Dataset extract

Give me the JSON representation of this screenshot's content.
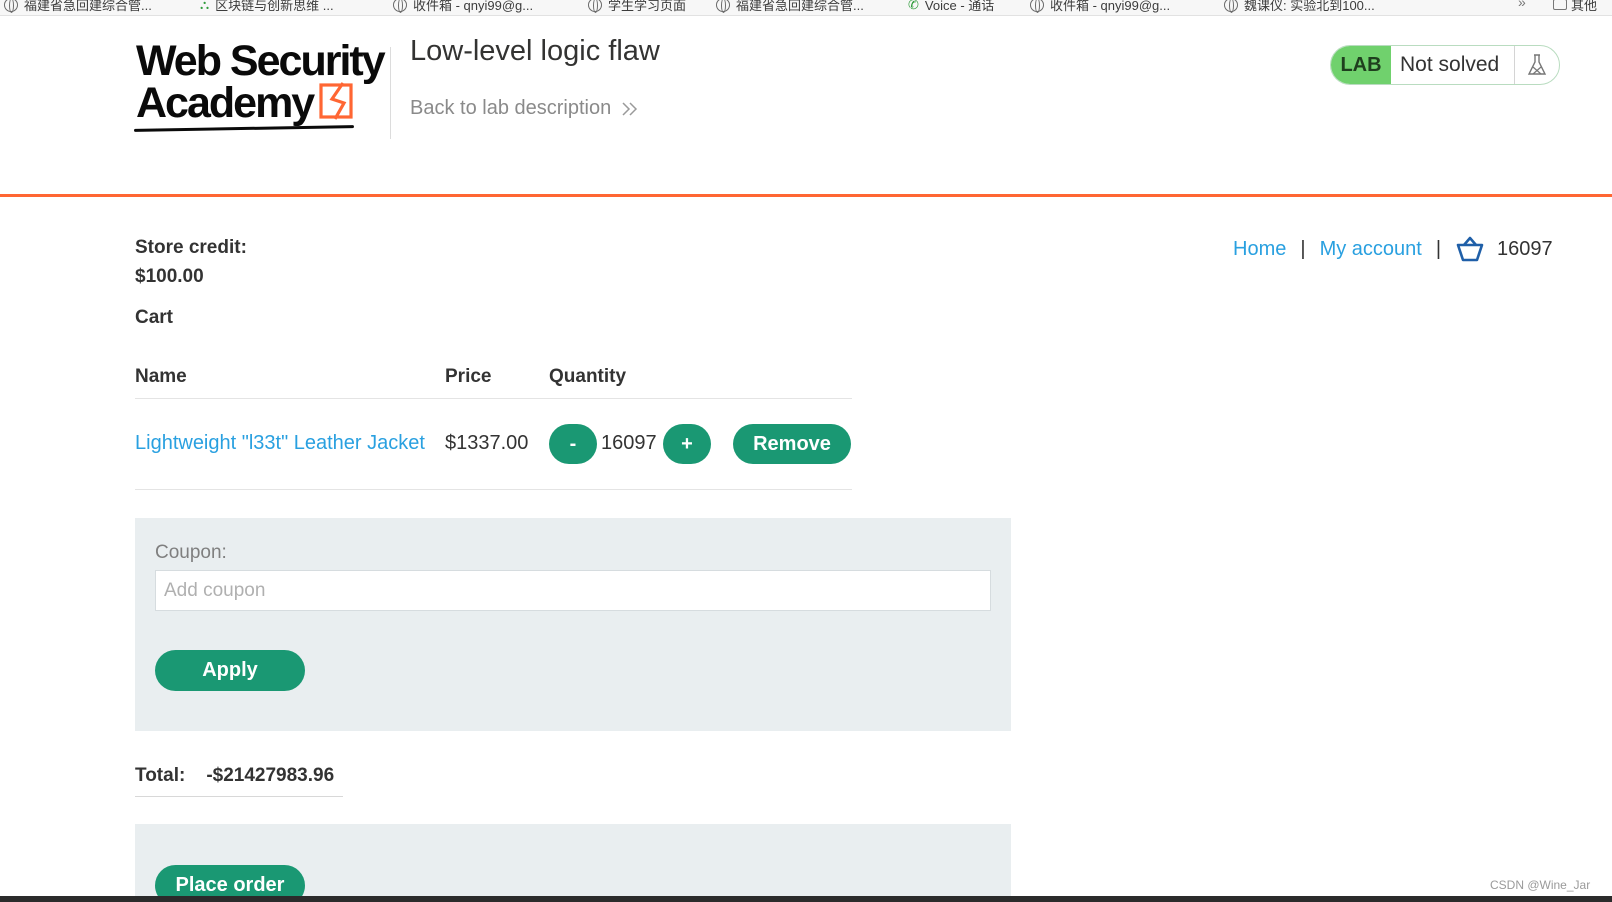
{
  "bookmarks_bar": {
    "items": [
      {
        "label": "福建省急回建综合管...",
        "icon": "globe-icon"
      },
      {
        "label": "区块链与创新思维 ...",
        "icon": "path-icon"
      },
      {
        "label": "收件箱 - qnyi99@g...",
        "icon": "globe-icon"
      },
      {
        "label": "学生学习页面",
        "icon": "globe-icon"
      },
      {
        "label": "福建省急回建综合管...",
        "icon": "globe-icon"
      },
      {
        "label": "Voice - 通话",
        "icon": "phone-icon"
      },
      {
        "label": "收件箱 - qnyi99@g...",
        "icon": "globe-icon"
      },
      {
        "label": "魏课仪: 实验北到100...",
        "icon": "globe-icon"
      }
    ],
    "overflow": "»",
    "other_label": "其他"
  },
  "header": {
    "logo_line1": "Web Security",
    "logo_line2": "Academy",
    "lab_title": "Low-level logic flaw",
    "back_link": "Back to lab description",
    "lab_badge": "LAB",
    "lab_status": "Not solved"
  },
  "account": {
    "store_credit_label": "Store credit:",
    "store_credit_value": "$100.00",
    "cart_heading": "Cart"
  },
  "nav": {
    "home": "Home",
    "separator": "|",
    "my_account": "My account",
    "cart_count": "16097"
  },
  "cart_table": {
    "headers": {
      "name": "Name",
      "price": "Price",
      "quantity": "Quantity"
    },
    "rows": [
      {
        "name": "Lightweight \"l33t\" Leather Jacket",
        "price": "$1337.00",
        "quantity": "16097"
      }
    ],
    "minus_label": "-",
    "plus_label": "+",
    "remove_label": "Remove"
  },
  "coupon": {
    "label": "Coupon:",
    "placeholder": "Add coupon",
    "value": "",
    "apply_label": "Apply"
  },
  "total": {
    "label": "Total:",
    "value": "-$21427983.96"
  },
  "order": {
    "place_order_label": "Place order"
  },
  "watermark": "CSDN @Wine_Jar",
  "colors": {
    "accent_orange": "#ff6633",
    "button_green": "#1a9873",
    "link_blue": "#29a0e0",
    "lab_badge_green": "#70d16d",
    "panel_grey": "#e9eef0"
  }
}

What you have to do
Your answer should be a single number: how many lines of the material contain the word "order".

Full solution
2